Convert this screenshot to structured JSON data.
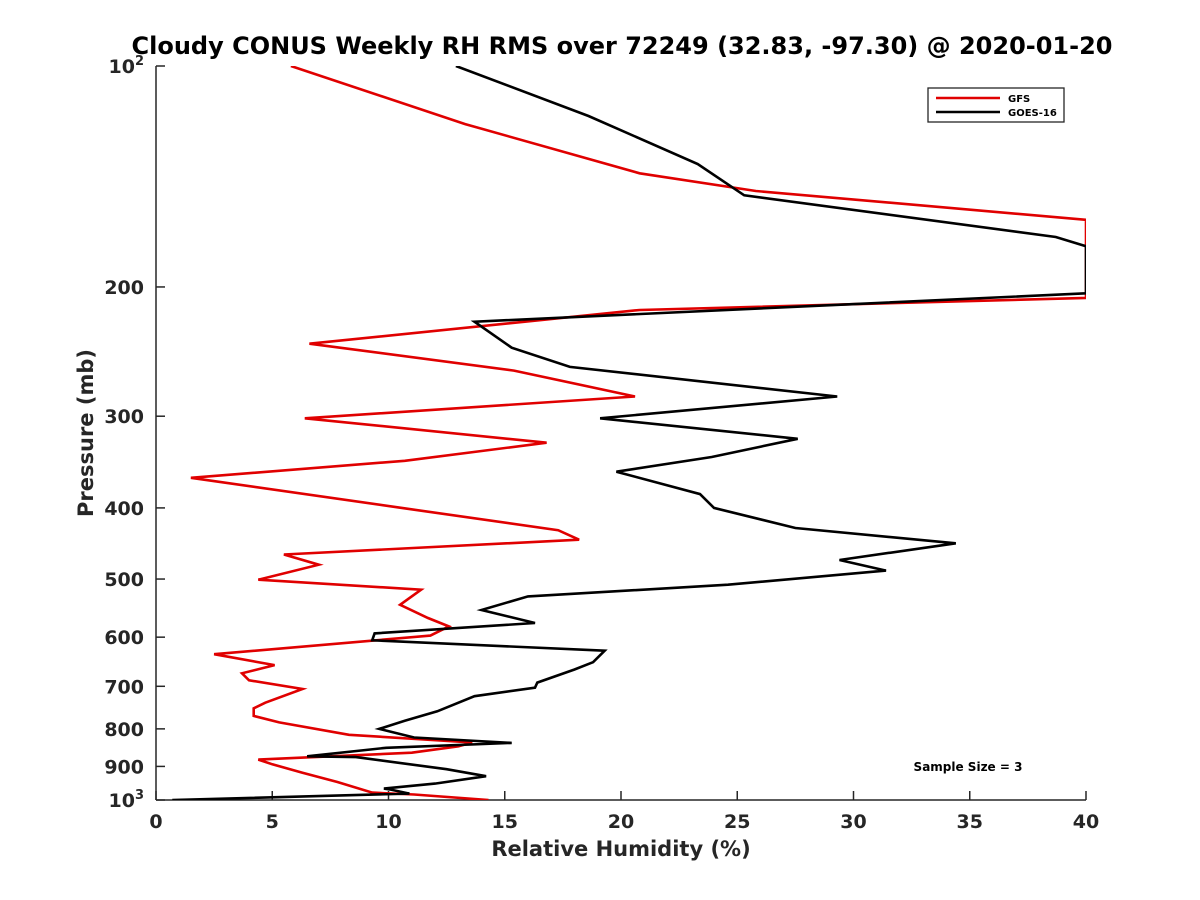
{
  "chart_data": {
    "type": "line",
    "title": "Cloudy CONUS Weekly RH RMS over 72249 (32.83, -97.30) @ 2020-01-20",
    "xlabel": "Relative Humidity (%)",
    "ylabel": "Pressure (mb)",
    "xlim": [
      0,
      40
    ],
    "ylim": [
      100,
      1000
    ],
    "y_scale": "log",
    "y_reversed": true,
    "x_ticks": [
      0,
      5,
      10,
      15,
      20,
      25,
      30,
      35,
      40
    ],
    "x_tick_labels": [
      "0",
      "5",
      "10",
      "15",
      "20",
      "25",
      "30",
      "35",
      "40"
    ],
    "y_ticks": [
      {
        "value": 100,
        "base": "10",
        "exp": "2"
      },
      {
        "value": 200,
        "base": "200",
        "exp": ""
      },
      {
        "value": 300,
        "base": "300",
        "exp": ""
      },
      {
        "value": 400,
        "base": "400",
        "exp": ""
      },
      {
        "value": 500,
        "base": "500",
        "exp": ""
      },
      {
        "value": 600,
        "base": "600",
        "exp": ""
      },
      {
        "value": 700,
        "base": "700",
        "exp": ""
      },
      {
        "value": 800,
        "base": "800",
        "exp": ""
      },
      {
        "value": 900,
        "base": "900",
        "exp": ""
      },
      {
        "value": 1000,
        "base": "10",
        "exp": "3"
      }
    ],
    "grid": false,
    "legend_position": "top-right",
    "annotation": "Sample Size = 3",
    "series": [
      {
        "name": "GFS",
        "color": "#e00000",
        "points": [
          [
            5.8,
            100
          ],
          [
            13.3,
            120
          ],
          [
            20.8,
            140
          ],
          [
            25.8,
            148
          ],
          [
            40.0,
            162
          ],
          [
            40.0,
            207
          ],
          [
            20.8,
            215
          ],
          [
            6.6,
            239
          ],
          [
            15.4,
            260
          ],
          [
            20.6,
            282
          ],
          [
            6.4,
            302
          ],
          [
            16.8,
            326
          ],
          [
            10.7,
            345
          ],
          [
            1.5,
            364
          ],
          [
            10.8,
            401
          ],
          [
            17.3,
            429
          ],
          [
            18.2,
            442
          ],
          [
            5.5,
            463
          ],
          [
            7.0,
            478
          ],
          [
            4.4,
            501
          ],
          [
            11.4,
            517
          ],
          [
            10.5,
            542
          ],
          [
            11.7,
            565
          ],
          [
            12.6,
            580
          ],
          [
            11.8,
            597
          ],
          [
            2.5,
            633
          ],
          [
            5.1,
            655
          ],
          [
            3.7,
            672
          ],
          [
            4.0,
            687
          ],
          [
            6.3,
            706
          ],
          [
            4.7,
            737
          ],
          [
            4.2,
            750
          ],
          [
            4.2,
            768
          ],
          [
            5.3,
            784
          ],
          [
            8.3,
            815
          ],
          [
            13.6,
            835
          ],
          [
            13.0,
            845
          ],
          [
            11.0,
            862
          ],
          [
            4.4,
            881
          ],
          [
            5.0,
            894
          ],
          [
            6.3,
            918
          ],
          [
            7.8,
            945
          ],
          [
            9.3,
            977
          ],
          [
            11.1,
            983
          ],
          [
            14.3,
            1000
          ]
        ]
      },
      {
        "name": "GOES-16",
        "color": "#000000",
        "points": [
          [
            12.9,
            100
          ],
          [
            18.6,
            117
          ],
          [
            23.3,
            136
          ],
          [
            25.3,
            150
          ],
          [
            38.7,
            171
          ],
          [
            40.0,
            176
          ],
          [
            40.0,
            204
          ],
          [
            13.7,
            223
          ],
          [
            15.3,
            242
          ],
          [
            17.8,
            257
          ],
          [
            29.3,
            282
          ],
          [
            19.1,
            302
          ],
          [
            27.6,
            322
          ],
          [
            23.9,
            341
          ],
          [
            19.8,
            357
          ],
          [
            23.4,
            383
          ],
          [
            24.0,
            400
          ],
          [
            27.5,
            426
          ],
          [
            34.4,
            447
          ],
          [
            29.4,
            471
          ],
          [
            31.4,
            487
          ],
          [
            24.6,
            509
          ],
          [
            16.0,
            528
          ],
          [
            14.0,
            551
          ],
          [
            16.3,
            574
          ],
          [
            9.4,
            593
          ],
          [
            9.3,
            606
          ],
          [
            19.3,
            626
          ],
          [
            18.8,
            649
          ],
          [
            18.0,
            664
          ],
          [
            16.4,
            692
          ],
          [
            16.3,
            703
          ],
          [
            13.7,
            722
          ],
          [
            12.1,
            757
          ],
          [
            10.7,
            780
          ],
          [
            9.6,
            800
          ],
          [
            11.1,
            822
          ],
          [
            15.3,
            836
          ],
          [
            9.9,
            849
          ],
          [
            6.5,
            872
          ],
          [
            8.6,
            874
          ],
          [
            12.5,
            908
          ],
          [
            14.2,
            928
          ],
          [
            12.0,
            950
          ],
          [
            9.8,
            965
          ],
          [
            10.1,
            968
          ],
          [
            10.9,
            980
          ],
          [
            0.7,
            1000
          ]
        ]
      }
    ]
  }
}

## What to produce
Take the records above and transcribe them exactly, dropping every picture.

## Written solution
Convert this screenshot to structured JSON data.
{
  "chart_data": {
    "type": "line",
    "title": "Cloudy CONUS Weekly RH RMS over 72249 (32.83, -97.30) @ 2020-01-20",
    "xlabel": "Relative Humidity (%)",
    "ylabel": "Pressure (mb)",
    "xlim": [
      0,
      40
    ],
    "ylim": [
      100,
      1000
    ],
    "y_scale": "log",
    "y_reversed": true,
    "x_ticks": [
      0,
      5,
      10,
      15,
      20,
      25,
      30,
      35,
      40
    ],
    "x_tick_labels": [
      "0",
      "5",
      "10",
      "15",
      "20",
      "25",
      "30",
      "35",
      "40"
    ],
    "y_ticks": [
      {
        "value": 100,
        "base": "10",
        "exp": "2"
      },
      {
        "value": 200,
        "base": "200",
        "exp": ""
      },
      {
        "value": 300,
        "base": "300",
        "exp": ""
      },
      {
        "value": 400,
        "base": "400",
        "exp": ""
      },
      {
        "value": 500,
        "base": "500",
        "exp": ""
      },
      {
        "value": 600,
        "base": "600",
        "exp": ""
      },
      {
        "value": 700,
        "base": "700",
        "exp": ""
      },
      {
        "value": 800,
        "base": "800",
        "exp": ""
      },
      {
        "value": 900,
        "base": "900",
        "exp": ""
      },
      {
        "value": 1000,
        "base": "10",
        "exp": "3"
      }
    ],
    "grid": false,
    "legend_position": "top-right",
    "annotation": "Sample Size = 3",
    "series": [
      {
        "name": "GFS",
        "color": "#e00000",
        "points": [
          [
            5.8,
            100
          ],
          [
            13.3,
            120
          ],
          [
            20.8,
            140
          ],
          [
            25.8,
            148
          ],
          [
            40.0,
            162
          ],
          [
            40.0,
            207
          ],
          [
            20.8,
            215
          ],
          [
            6.6,
            239
          ],
          [
            15.4,
            260
          ],
          [
            20.6,
            282
          ],
          [
            6.4,
            302
          ],
          [
            16.8,
            326
          ],
          [
            10.7,
            345
          ],
          [
            1.5,
            364
          ],
          [
            10.8,
            401
          ],
          [
            17.3,
            429
          ],
          [
            18.2,
            442
          ],
          [
            5.5,
            463
          ],
          [
            7.0,
            478
          ],
          [
            4.4,
            501
          ],
          [
            11.4,
            517
          ],
          [
            10.5,
            542
          ],
          [
            11.7,
            565
          ],
          [
            12.6,
            580
          ],
          [
            11.8,
            597
          ],
          [
            2.5,
            633
          ],
          [
            5.1,
            655
          ],
          [
            3.7,
            672
          ],
          [
            4.0,
            687
          ],
          [
            6.3,
            706
          ],
          [
            4.7,
            737
          ],
          [
            4.2,
            750
          ],
          [
            4.2,
            768
          ],
          [
            5.3,
            784
          ],
          [
            8.3,
            815
          ],
          [
            13.6,
            835
          ],
          [
            13.0,
            845
          ],
          [
            11.0,
            862
          ],
          [
            4.4,
            881
          ],
          [
            5.0,
            894
          ],
          [
            6.3,
            918
          ],
          [
            7.8,
            945
          ],
          [
            9.3,
            977
          ],
          [
            11.1,
            983
          ],
          [
            14.3,
            1000
          ]
        ]
      },
      {
        "name": "GOES-16",
        "color": "#000000",
        "points": [
          [
            12.9,
            100
          ],
          [
            18.6,
            117
          ],
          [
            23.3,
            136
          ],
          [
            25.3,
            150
          ],
          [
            38.7,
            171
          ],
          [
            40.0,
            176
          ],
          [
            40.0,
            204
          ],
          [
            13.7,
            223
          ],
          [
            15.3,
            242
          ],
          [
            17.8,
            257
          ],
          [
            29.3,
            282
          ],
          [
            19.1,
            302
          ],
          [
            27.6,
            322
          ],
          [
            23.9,
            341
          ],
          [
            19.8,
            357
          ],
          [
            23.4,
            383
          ],
          [
            24.0,
            400
          ],
          [
            27.5,
            426
          ],
          [
            34.4,
            447
          ],
          [
            29.4,
            471
          ],
          [
            31.4,
            487
          ],
          [
            24.6,
            509
          ],
          [
            16.0,
            528
          ],
          [
            14.0,
            551
          ],
          [
            16.3,
            574
          ],
          [
            9.4,
            593
          ],
          [
            9.3,
            606
          ],
          [
            19.3,
            626
          ],
          [
            18.8,
            649
          ],
          [
            18.0,
            664
          ],
          [
            16.4,
            692
          ],
          [
            16.3,
            703
          ],
          [
            13.7,
            722
          ],
          [
            12.1,
            757
          ],
          [
            10.7,
            780
          ],
          [
            9.6,
            800
          ],
          [
            11.1,
            822
          ],
          [
            15.3,
            836
          ],
          [
            9.9,
            849
          ],
          [
            6.5,
            872
          ],
          [
            8.6,
            874
          ],
          [
            12.5,
            908
          ],
          [
            14.2,
            928
          ],
          [
            12.0,
            950
          ],
          [
            9.8,
            965
          ],
          [
            10.1,
            968
          ],
          [
            10.9,
            980
          ],
          [
            0.7,
            1000
          ]
        ]
      }
    ]
  }
}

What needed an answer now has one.